Records from a data collection:
※ ※ ※

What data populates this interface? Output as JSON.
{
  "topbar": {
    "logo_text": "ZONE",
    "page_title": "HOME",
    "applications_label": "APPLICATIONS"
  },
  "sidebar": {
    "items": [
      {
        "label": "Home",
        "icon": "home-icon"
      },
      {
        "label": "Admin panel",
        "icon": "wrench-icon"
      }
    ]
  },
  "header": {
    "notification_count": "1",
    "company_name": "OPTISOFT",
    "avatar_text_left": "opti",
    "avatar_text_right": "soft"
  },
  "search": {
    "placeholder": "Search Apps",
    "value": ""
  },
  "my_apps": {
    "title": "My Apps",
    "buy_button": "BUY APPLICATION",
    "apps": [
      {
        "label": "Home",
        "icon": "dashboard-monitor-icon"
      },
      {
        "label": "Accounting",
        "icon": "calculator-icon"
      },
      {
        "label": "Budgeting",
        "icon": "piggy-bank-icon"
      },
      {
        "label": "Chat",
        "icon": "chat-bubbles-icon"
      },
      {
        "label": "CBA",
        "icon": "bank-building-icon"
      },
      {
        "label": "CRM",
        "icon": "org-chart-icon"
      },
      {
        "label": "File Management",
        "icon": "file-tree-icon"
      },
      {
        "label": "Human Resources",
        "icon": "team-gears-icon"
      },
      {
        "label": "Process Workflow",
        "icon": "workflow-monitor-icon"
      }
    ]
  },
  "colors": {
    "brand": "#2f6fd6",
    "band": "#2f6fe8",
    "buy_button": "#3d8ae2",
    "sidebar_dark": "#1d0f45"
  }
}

※ ※ ※

Transcribe the data above in full, exactly.

_Written answer:_
What data populates this interface? Output as JSON.
{
  "topbar": {
    "logo_text": "ZONE",
    "page_title": "HOME",
    "applications_label": "APPLICATIONS"
  },
  "sidebar": {
    "items": [
      {
        "label": "Home",
        "icon": "home-icon"
      },
      {
        "label": "Admin panel",
        "icon": "wrench-icon"
      }
    ]
  },
  "header": {
    "notification_count": "1",
    "company_name": "OPTISOFT",
    "avatar_text_left": "opti",
    "avatar_text_right": "soft"
  },
  "search": {
    "placeholder": "Search Apps",
    "value": ""
  },
  "my_apps": {
    "title": "My Apps",
    "buy_button": "BUY APPLICATION",
    "apps": [
      {
        "label": "Home",
        "icon": "dashboard-monitor-icon"
      },
      {
        "label": "Accounting",
        "icon": "calculator-icon"
      },
      {
        "label": "Budgeting",
        "icon": "piggy-bank-icon"
      },
      {
        "label": "Chat",
        "icon": "chat-bubbles-icon"
      },
      {
        "label": "CBA",
        "icon": "bank-building-icon"
      },
      {
        "label": "CRM",
        "icon": "org-chart-icon"
      },
      {
        "label": "File Management",
        "icon": "file-tree-icon"
      },
      {
        "label": "Human Resources",
        "icon": "team-gears-icon"
      },
      {
        "label": "Process Workflow",
        "icon": "workflow-monitor-icon"
      }
    ]
  },
  "colors": {
    "brand": "#2f6fd6",
    "band": "#2f6fe8",
    "buy_button": "#3d8ae2",
    "sidebar_dark": "#1d0f45"
  }
}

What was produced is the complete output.